DATASET CONTENT:
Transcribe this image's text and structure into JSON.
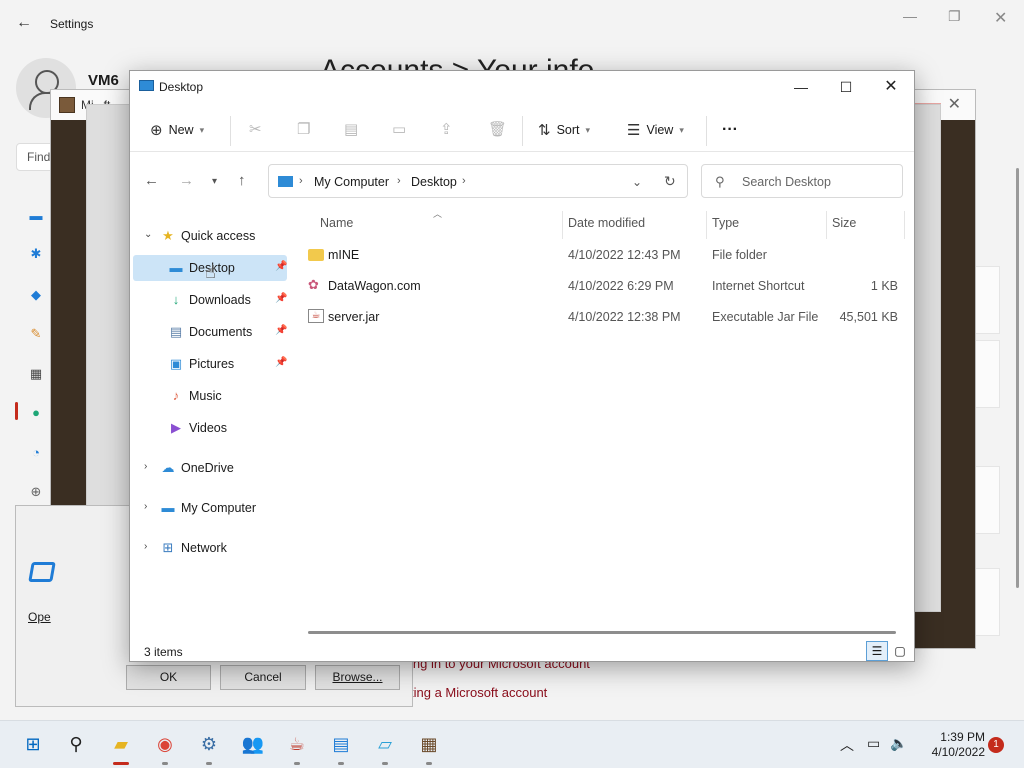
{
  "settings": {
    "title": "Settings",
    "user": "VM6",
    "heading": "Accounts  >  Your info",
    "find_placeholder": "Find",
    "links": [
      "ing in to your Microsoft account",
      "ting a Microsoft account"
    ]
  },
  "minecraft": {
    "title": "Mi...ft"
  },
  "run": {
    "open_label": "Ope",
    "ok": "OK",
    "cancel": "Cancel",
    "browse": "Browse..."
  },
  "explorer": {
    "title": "Desktop",
    "toolbar": {
      "new": "New",
      "sort": "Sort",
      "view": "View",
      "more": "···"
    },
    "address": {
      "root": "My Computer",
      "folder": "Desktop"
    },
    "search_placeholder": "Search Desktop",
    "nav": {
      "quick_access": "Quick access",
      "items": [
        {
          "label": "Desktop"
        },
        {
          "label": "Downloads"
        },
        {
          "label": "Documents"
        },
        {
          "label": "Pictures"
        },
        {
          "label": "Music"
        },
        {
          "label": "Videos"
        }
      ],
      "onedrive": "OneDrive",
      "my_computer": "My Computer",
      "network": "Network"
    },
    "columns": {
      "name": "Name",
      "date": "Date modified",
      "type": "Type",
      "size": "Size"
    },
    "files": [
      {
        "name": "mINE",
        "date": "4/10/2022 12:43 PM",
        "type": "File folder",
        "size": ""
      },
      {
        "name": "DataWagon.com",
        "date": "4/10/2022 6:29 PM",
        "type": "Internet Shortcut",
        "size": "1 KB"
      },
      {
        "name": "server.jar",
        "date": "4/10/2022 12:38 PM",
        "type": "Executable Jar File",
        "size": "45,501 KB"
      }
    ],
    "status": "3 items"
  },
  "taskbar": {
    "time": "1:39 PM",
    "date": "4/10/2022",
    "notifications": "1"
  },
  "colors": {
    "accent": "#0067c0",
    "selected": "#cce4f7",
    "badge": "#c42b1c"
  }
}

EXERCISE DIRECTIONS: Transcribe the listing above verbatim. Omit the pictures.

WRITTEN SOLUTION:
Transcribe this image's text and structure into JSON.
{
  "settings": {
    "title": "Settings",
    "user": "VM6",
    "heading": "Accounts  >  Your info",
    "find_placeholder": "Find",
    "links": [
      "ing in to your Microsoft account",
      "ting a Microsoft account"
    ]
  },
  "minecraft": {
    "title": "Mi...ft"
  },
  "run": {
    "open_label": "Ope",
    "ok": "OK",
    "cancel": "Cancel",
    "browse": "Browse..."
  },
  "explorer": {
    "title": "Desktop",
    "toolbar": {
      "new": "New",
      "sort": "Sort",
      "view": "View",
      "more": "···"
    },
    "address": {
      "root": "My Computer",
      "folder": "Desktop"
    },
    "search_placeholder": "Search Desktop",
    "nav": {
      "quick_access": "Quick access",
      "items": [
        {
          "label": "Desktop"
        },
        {
          "label": "Downloads"
        },
        {
          "label": "Documents"
        },
        {
          "label": "Pictures"
        },
        {
          "label": "Music"
        },
        {
          "label": "Videos"
        }
      ],
      "onedrive": "OneDrive",
      "my_computer": "My Computer",
      "network": "Network"
    },
    "columns": {
      "name": "Name",
      "date": "Date modified",
      "type": "Type",
      "size": "Size"
    },
    "files": [
      {
        "name": "mINE",
        "date": "4/10/2022 12:43 PM",
        "type": "File folder",
        "size": ""
      },
      {
        "name": "DataWagon.com",
        "date": "4/10/2022 6:29 PM",
        "type": "Internet Shortcut",
        "size": "1 KB"
      },
      {
        "name": "server.jar",
        "date": "4/10/2022 12:38 PM",
        "type": "Executable Jar File",
        "size": "45,501 KB"
      }
    ],
    "status": "3 items"
  },
  "taskbar": {
    "time": "1:39 PM",
    "date": "4/10/2022",
    "notifications": "1"
  },
  "colors": {
    "accent": "#0067c0",
    "selected": "#cce4f7",
    "badge": "#c42b1c"
  }
}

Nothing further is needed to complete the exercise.